Part of a data file
──────────────────────────────

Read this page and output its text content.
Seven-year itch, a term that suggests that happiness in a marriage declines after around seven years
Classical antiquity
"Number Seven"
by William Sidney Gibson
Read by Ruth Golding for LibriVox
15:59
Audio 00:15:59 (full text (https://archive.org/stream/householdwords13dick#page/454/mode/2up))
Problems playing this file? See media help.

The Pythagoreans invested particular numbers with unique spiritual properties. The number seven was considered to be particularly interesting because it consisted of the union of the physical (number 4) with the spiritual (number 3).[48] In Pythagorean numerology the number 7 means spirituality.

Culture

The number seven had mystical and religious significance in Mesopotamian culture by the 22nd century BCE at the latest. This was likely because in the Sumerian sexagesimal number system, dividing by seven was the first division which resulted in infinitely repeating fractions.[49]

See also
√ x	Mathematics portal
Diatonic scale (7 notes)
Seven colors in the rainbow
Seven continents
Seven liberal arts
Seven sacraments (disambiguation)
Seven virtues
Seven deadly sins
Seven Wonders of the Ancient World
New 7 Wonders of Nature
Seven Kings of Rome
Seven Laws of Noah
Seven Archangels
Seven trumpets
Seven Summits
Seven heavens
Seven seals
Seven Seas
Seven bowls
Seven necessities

──────────────────────────────

* **TO DO**
Return every line of the preceding records in which the word "Wonders" appears.

* **SOLVED EXERCISE**
Seven Wonders of the Ancient World
New 7 Wonders of Nature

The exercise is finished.